[start of Data for this task]
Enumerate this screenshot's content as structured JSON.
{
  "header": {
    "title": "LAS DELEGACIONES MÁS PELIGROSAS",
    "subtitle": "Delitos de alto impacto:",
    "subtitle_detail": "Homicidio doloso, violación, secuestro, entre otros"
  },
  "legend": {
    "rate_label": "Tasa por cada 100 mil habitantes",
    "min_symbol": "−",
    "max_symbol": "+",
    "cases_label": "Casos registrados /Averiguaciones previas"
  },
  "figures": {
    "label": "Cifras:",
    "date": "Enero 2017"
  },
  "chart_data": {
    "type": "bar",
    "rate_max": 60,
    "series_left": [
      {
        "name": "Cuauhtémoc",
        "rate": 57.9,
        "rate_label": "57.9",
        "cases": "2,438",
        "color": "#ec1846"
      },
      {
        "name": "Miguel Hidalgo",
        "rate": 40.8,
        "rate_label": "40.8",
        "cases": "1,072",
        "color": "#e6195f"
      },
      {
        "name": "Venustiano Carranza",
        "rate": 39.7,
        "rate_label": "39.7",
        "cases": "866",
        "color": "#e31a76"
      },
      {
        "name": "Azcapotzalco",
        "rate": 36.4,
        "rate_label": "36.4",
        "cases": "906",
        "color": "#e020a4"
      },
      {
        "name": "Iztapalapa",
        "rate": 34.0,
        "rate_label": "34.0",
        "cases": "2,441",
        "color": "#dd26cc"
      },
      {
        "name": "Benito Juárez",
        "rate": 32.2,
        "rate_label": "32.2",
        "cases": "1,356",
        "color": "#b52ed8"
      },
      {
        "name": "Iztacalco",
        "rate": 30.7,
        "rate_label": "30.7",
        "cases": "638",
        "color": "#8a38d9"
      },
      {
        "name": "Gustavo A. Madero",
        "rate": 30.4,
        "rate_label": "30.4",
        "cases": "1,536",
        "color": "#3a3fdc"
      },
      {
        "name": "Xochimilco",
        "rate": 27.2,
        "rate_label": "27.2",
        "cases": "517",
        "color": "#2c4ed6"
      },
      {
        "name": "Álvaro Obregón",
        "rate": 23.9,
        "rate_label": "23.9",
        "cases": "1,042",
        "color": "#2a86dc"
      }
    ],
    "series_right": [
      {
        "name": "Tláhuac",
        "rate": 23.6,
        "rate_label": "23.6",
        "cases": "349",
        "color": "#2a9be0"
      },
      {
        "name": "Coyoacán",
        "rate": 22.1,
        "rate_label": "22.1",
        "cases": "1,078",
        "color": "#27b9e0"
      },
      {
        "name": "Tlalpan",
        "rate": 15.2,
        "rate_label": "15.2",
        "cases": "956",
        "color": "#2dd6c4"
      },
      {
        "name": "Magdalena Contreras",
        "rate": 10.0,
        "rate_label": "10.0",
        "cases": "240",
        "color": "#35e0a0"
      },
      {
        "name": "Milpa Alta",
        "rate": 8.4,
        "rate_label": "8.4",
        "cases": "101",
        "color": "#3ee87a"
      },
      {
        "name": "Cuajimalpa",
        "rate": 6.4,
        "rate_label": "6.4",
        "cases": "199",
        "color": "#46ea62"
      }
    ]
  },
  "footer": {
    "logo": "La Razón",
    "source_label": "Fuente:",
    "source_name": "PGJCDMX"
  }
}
[end of Data for this task]
Copy out the whole listing exactly; please set it all down.

→ **Correct output**
Enumerate this screenshot's content as structured JSON.
{
  "header": {
    "title": "LAS DELEGACIONES MÁS PELIGROSAS",
    "subtitle": "Delitos de alto impacto:",
    "subtitle_detail": "Homicidio doloso, violación, secuestro, entre otros"
  },
  "legend": {
    "rate_label": "Tasa por cada 100 mil habitantes",
    "min_symbol": "−",
    "max_symbol": "+",
    "cases_label": "Casos registrados /Averiguaciones previas"
  },
  "figures": {
    "label": "Cifras:",
    "date": "Enero 2017"
  },
  "chart_data": {
    "type": "bar",
    "rate_max": 60,
    "series_left": [
      {
        "name": "Cuauhtémoc",
        "rate": 57.9,
        "rate_label": "57.9",
        "cases": "2,438",
        "color": "#ec1846"
      },
      {
        "name": "Miguel Hidalgo",
        "rate": 40.8,
        "rate_label": "40.8",
        "cases": "1,072",
        "color": "#e6195f"
      },
      {
        "name": "Venustiano Carranza",
        "rate": 39.7,
        "rate_label": "39.7",
        "cases": "866",
        "color": "#e31a76"
      },
      {
        "name": "Azcapotzalco",
        "rate": 36.4,
        "rate_label": "36.4",
        "cases": "906",
        "color": "#e020a4"
      },
      {
        "name": "Iztapalapa",
        "rate": 34.0,
        "rate_label": "34.0",
        "cases": "2,441",
        "color": "#dd26cc"
      },
      {
        "name": "Benito Juárez",
        "rate": 32.2,
        "rate_label": "32.2",
        "cases": "1,356",
        "color": "#b52ed8"
      },
      {
        "name": "Iztacalco",
        "rate": 30.7,
        "rate_label": "30.7",
        "cases": "638",
        "color": "#8a38d9"
      },
      {
        "name": "Gustavo A. Madero",
        "rate": 30.4,
        "rate_label": "30.4",
        "cases": "1,536",
        "color": "#3a3fdc"
      },
      {
        "name": "Xochimilco",
        "rate": 27.2,
        "rate_label": "27.2",
        "cases": "517",
        "color": "#2c4ed6"
      },
      {
        "name": "Álvaro Obregón",
        "rate": 23.9,
        "rate_label": "23.9",
        "cases": "1,042",
        "color": "#2a86dc"
      }
    ],
    "series_right": [
      {
        "name": "Tláhuac",
        "rate": 23.6,
        "rate_label": "23.6",
        "cases": "349",
        "color": "#2a9be0"
      },
      {
        "name": "Coyoacán",
        "rate": 22.1,
        "rate_label": "22.1",
        "cases": "1,078",
        "color": "#27b9e0"
      },
      {
        "name": "Tlalpan",
        "rate": 15.2,
        "rate_label": "15.2",
        "cases": "956",
        "color": "#2dd6c4"
      },
      {
        "name": "Magdalena Contreras",
        "rate": 10.0,
        "rate_label": "10.0",
        "cases": "240",
        "color": "#35e0a0"
      },
      {
        "name": "Milpa Alta",
        "rate": 8.4,
        "rate_label": "8.4",
        "cases": "101",
        "color": "#3ee87a"
      },
      {
        "name": "Cuajimalpa",
        "rate": 6.4,
        "rate_label": "6.4",
        "cases": "199",
        "color": "#46ea62"
      }
    ]
  },
  "footer": {
    "logo": "La Razón",
    "source_label": "Fuente:",
    "source_name": "PGJCDMX"
  }
}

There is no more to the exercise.